PROBLEM DETAILS ::
Pick out each line of the records that includes the string "this", and copy it.

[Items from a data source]

▽

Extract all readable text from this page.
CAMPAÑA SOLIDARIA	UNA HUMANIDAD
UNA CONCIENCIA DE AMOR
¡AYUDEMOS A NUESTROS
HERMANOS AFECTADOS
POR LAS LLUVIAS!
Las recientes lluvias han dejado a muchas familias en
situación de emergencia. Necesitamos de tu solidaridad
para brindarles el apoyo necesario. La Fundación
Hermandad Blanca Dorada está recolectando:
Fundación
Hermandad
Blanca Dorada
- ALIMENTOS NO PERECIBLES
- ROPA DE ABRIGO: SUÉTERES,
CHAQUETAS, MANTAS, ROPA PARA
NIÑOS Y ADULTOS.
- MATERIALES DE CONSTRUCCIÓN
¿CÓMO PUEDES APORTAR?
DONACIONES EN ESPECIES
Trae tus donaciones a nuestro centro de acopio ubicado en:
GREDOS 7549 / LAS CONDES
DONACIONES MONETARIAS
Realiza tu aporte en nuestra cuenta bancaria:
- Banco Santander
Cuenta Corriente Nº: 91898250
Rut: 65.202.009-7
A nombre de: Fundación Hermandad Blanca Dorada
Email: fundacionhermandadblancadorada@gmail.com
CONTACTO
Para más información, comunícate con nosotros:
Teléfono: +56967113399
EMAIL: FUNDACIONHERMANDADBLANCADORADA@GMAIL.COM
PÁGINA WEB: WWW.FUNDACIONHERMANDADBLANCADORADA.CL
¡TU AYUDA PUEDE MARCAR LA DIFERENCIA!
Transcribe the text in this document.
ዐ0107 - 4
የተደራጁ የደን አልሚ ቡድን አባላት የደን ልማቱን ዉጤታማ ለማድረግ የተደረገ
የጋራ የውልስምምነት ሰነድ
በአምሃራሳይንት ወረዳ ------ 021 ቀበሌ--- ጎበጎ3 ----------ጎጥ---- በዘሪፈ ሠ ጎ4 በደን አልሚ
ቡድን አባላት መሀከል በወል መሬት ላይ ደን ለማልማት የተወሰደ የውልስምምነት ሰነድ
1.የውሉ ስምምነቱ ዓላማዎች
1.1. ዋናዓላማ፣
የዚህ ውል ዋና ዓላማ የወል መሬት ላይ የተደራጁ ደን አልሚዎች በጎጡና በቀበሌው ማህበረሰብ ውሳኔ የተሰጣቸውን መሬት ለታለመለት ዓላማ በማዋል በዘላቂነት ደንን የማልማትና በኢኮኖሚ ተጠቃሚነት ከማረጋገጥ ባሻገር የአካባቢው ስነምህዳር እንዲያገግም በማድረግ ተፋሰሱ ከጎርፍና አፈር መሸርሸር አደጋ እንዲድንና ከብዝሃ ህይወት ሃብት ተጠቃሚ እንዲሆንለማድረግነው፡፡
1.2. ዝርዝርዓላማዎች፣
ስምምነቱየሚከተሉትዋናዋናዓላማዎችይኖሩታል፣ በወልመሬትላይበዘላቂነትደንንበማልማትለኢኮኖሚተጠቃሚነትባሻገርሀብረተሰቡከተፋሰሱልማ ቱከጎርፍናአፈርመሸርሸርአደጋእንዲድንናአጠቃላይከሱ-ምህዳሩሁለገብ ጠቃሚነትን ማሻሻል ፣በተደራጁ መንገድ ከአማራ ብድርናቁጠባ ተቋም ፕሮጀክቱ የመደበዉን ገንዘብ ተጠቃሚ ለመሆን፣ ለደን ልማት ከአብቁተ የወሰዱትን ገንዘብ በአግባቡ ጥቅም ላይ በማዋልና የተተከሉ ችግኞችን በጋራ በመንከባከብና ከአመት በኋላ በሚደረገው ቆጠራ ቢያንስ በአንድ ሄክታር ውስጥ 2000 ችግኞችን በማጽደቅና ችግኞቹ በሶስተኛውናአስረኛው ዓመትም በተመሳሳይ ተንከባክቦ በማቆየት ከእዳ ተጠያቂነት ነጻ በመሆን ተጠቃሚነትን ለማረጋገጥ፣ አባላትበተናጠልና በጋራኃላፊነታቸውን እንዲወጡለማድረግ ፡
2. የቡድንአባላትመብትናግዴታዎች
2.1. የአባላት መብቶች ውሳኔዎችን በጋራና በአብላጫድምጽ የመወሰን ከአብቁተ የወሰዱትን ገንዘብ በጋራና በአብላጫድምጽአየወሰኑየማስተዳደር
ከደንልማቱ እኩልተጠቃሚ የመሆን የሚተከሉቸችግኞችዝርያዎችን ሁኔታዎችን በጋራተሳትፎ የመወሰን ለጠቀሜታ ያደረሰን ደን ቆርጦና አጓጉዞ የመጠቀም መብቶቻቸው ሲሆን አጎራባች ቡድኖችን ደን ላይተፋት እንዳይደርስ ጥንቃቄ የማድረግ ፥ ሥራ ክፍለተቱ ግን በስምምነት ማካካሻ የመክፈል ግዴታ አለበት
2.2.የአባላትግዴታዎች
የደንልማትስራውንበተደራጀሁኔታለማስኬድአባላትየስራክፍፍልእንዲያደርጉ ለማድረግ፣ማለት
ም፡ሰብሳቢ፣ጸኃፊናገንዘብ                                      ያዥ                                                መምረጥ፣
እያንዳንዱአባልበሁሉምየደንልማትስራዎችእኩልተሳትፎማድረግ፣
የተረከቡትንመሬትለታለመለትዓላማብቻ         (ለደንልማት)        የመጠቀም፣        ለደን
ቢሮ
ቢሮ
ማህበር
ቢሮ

△

EXERCISE OUTPUT ::
Extract all readable text from this page.
Transcribe the text in this document.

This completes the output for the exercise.